> _Requirement_: Extract every line from the records below that contains the word "JSON".

> _Records for the task_:
■ ■ ■ ■ ■

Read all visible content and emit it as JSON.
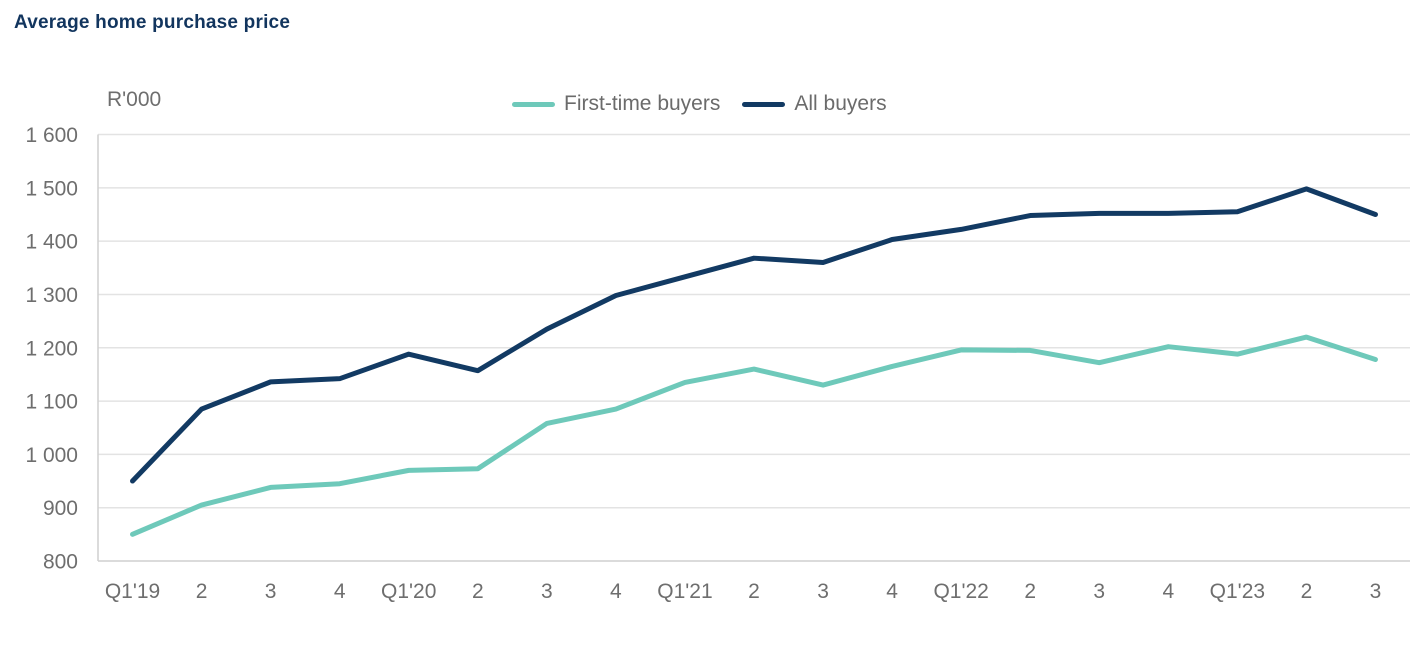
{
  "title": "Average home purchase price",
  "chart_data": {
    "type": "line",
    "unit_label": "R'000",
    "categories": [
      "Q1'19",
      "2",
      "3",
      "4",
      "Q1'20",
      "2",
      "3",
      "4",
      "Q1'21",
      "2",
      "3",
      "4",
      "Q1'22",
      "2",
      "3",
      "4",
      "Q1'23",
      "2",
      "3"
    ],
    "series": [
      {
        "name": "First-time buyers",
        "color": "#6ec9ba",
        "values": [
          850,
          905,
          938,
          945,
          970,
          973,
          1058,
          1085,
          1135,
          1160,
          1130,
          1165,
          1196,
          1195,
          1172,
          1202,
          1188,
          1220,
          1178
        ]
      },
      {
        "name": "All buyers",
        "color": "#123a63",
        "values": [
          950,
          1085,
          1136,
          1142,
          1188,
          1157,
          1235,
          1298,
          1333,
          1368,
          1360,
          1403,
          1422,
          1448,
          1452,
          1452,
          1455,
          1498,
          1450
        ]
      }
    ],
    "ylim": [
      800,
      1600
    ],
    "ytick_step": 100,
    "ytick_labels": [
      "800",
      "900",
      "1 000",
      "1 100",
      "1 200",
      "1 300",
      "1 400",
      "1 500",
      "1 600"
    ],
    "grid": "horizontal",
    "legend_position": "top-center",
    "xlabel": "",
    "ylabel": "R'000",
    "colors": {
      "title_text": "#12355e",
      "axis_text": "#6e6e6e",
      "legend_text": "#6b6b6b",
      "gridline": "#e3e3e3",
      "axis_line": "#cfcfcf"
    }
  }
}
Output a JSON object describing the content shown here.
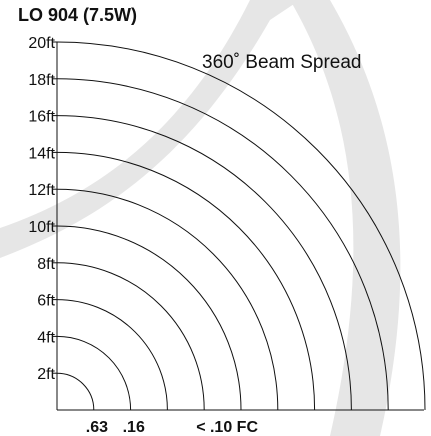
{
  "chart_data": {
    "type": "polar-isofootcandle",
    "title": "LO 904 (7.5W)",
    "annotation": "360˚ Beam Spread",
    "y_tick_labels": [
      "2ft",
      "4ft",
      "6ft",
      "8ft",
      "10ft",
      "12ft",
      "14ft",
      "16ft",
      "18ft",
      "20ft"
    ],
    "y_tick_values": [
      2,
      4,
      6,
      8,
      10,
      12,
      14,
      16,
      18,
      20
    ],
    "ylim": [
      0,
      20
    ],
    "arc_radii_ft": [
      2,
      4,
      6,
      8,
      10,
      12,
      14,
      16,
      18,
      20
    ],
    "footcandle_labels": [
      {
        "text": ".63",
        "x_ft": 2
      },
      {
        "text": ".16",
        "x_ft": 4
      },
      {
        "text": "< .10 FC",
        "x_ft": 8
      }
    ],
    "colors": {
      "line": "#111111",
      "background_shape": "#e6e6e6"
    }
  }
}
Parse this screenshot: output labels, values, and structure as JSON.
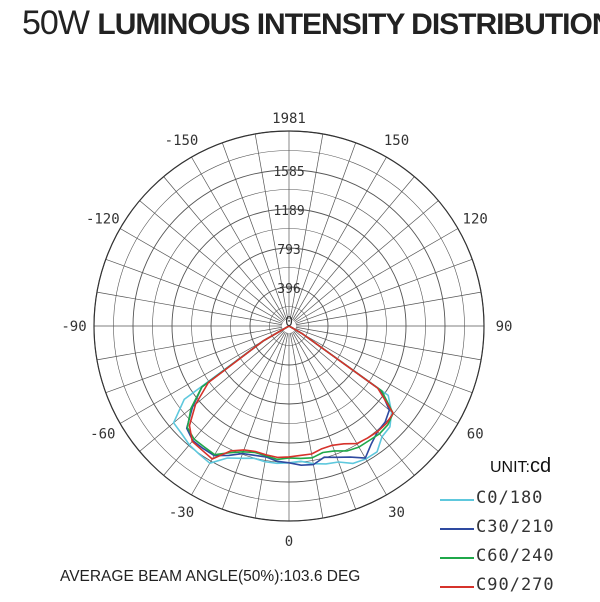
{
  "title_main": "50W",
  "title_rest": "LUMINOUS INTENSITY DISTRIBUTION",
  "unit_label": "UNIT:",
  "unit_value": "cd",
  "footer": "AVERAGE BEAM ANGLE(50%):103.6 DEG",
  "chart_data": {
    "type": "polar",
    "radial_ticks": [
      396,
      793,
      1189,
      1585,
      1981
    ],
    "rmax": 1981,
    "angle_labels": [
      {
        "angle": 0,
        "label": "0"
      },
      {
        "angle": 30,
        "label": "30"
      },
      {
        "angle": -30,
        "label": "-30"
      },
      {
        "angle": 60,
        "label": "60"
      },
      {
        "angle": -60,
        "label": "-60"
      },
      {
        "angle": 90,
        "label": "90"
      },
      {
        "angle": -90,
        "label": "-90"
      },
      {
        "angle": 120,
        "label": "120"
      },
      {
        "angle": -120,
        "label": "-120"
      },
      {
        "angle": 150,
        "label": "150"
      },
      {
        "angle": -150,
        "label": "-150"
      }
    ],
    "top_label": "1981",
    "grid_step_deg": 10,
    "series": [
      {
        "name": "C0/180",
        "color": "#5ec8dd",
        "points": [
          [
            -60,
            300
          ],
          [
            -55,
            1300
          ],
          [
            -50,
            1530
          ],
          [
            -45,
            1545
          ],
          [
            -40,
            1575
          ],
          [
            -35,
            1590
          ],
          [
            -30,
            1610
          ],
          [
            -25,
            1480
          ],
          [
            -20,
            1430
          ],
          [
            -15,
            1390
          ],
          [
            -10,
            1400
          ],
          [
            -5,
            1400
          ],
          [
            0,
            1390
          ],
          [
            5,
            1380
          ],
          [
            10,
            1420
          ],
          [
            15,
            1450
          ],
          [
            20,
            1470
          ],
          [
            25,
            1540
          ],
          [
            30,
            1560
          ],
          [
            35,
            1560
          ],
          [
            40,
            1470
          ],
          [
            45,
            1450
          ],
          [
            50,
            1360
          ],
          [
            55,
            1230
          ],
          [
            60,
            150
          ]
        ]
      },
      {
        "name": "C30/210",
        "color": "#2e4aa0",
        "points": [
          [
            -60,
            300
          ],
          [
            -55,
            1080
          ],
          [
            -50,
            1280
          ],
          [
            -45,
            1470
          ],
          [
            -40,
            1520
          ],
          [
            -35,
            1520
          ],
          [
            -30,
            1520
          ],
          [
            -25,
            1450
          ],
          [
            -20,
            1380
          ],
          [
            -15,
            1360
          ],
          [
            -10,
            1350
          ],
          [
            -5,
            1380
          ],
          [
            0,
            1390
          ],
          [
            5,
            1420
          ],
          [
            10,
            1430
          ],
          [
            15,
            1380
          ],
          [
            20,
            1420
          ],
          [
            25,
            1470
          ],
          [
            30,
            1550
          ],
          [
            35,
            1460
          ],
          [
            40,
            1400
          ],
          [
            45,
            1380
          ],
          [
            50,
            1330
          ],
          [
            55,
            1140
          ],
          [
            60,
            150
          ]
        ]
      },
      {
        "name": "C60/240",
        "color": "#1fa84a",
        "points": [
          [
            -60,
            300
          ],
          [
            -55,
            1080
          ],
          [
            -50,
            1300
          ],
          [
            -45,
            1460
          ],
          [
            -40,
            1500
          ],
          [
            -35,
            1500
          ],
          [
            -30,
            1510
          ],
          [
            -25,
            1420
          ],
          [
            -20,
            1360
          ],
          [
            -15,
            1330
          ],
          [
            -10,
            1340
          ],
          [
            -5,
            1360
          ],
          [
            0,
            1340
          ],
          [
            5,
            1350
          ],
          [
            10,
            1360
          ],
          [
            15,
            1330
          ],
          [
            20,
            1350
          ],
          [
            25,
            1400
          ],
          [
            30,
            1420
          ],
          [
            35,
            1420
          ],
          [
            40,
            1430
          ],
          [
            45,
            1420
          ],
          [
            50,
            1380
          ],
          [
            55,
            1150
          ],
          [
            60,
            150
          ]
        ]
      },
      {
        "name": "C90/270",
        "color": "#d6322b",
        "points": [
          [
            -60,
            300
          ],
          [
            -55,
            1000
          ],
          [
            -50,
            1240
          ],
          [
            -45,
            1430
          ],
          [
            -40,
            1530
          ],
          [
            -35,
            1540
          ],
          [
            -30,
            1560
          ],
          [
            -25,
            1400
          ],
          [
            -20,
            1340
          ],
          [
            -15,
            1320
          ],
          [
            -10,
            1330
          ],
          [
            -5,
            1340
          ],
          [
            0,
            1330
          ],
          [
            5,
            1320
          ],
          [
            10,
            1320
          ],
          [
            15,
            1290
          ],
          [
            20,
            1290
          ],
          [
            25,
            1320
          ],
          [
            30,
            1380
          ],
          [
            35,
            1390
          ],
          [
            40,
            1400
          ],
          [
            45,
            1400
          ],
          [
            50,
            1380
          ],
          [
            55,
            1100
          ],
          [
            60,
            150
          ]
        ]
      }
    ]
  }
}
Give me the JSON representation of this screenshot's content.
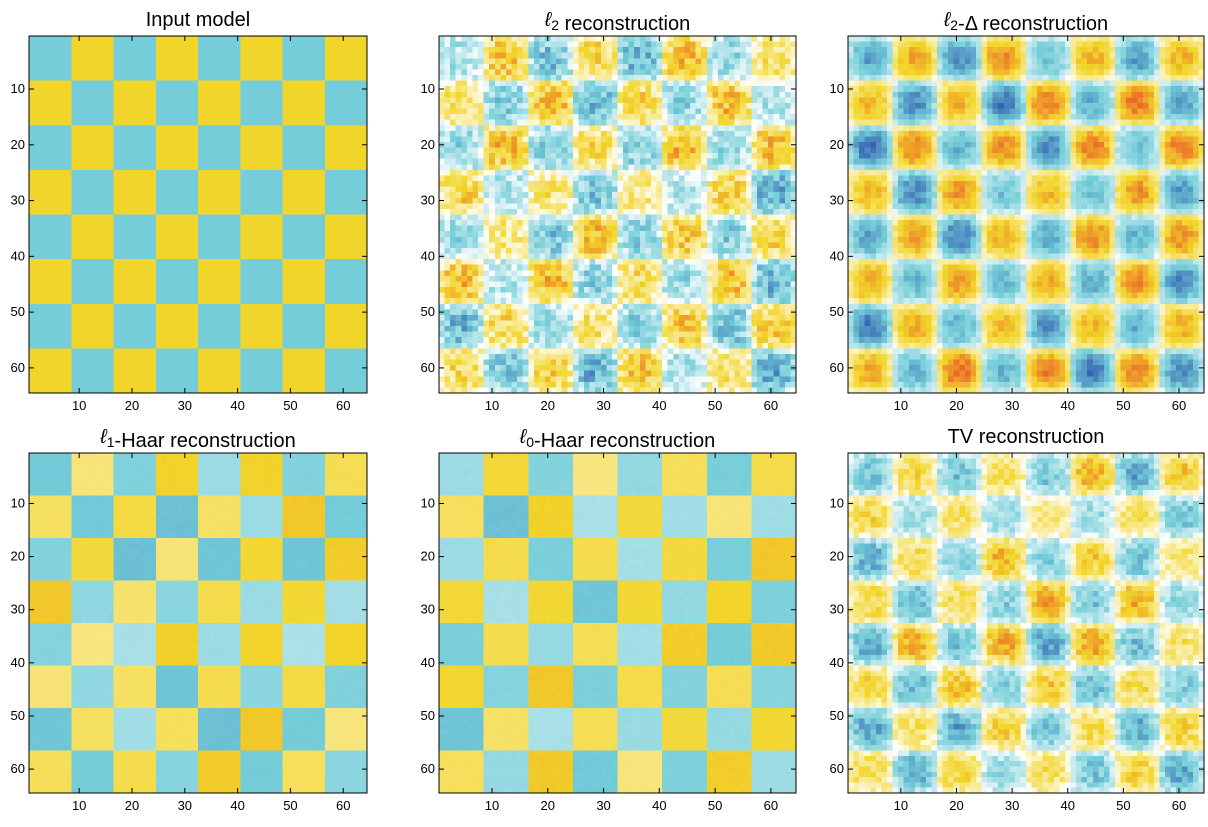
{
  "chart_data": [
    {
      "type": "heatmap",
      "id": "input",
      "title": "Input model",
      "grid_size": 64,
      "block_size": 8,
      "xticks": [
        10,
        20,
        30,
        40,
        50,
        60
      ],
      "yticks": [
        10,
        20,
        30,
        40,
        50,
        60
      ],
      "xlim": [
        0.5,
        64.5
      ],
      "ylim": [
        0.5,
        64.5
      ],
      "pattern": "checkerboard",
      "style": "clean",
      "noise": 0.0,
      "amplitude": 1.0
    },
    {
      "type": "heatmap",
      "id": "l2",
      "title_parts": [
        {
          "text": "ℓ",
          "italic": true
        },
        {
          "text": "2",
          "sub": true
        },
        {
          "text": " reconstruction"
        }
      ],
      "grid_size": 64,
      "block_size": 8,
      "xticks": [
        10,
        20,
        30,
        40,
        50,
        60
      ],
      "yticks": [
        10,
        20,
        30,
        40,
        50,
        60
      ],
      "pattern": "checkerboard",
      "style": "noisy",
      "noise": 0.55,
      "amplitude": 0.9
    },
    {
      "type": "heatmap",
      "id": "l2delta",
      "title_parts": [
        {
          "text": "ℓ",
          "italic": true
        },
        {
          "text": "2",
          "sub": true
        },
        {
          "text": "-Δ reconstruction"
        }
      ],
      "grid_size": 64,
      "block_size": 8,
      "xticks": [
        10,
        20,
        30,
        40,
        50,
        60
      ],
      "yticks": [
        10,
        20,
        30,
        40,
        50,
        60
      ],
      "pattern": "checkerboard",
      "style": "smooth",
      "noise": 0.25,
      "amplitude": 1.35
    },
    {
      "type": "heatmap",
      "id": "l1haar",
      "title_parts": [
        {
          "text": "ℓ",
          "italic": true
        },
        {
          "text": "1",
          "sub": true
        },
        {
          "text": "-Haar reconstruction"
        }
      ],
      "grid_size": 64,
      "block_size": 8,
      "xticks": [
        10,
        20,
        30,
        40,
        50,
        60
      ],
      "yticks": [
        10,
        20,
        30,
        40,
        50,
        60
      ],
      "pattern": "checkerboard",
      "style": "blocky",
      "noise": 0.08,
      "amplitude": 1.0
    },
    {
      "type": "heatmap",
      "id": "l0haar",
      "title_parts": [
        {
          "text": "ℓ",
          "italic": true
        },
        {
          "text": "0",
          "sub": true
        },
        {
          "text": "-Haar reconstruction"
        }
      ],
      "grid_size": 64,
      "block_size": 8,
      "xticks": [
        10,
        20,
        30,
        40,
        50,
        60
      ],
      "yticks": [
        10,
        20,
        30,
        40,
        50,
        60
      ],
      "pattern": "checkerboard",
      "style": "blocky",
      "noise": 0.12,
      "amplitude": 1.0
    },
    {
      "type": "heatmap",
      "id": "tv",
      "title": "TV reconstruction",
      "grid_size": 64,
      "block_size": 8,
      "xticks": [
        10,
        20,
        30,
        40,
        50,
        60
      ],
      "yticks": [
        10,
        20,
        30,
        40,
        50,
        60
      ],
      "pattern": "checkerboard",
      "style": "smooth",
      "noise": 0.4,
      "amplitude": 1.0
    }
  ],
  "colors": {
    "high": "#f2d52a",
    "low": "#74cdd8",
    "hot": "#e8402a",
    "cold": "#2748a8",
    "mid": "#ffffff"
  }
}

■ ■ ■ ■ ■

> _Problem solution_:
Read all visible content and emit it as JSON.
Output a JSON object describing the content shown here.
Parse this screenshot: output labels, values, and structure as JSON.
Give me the JSON representation of this screenshot's content.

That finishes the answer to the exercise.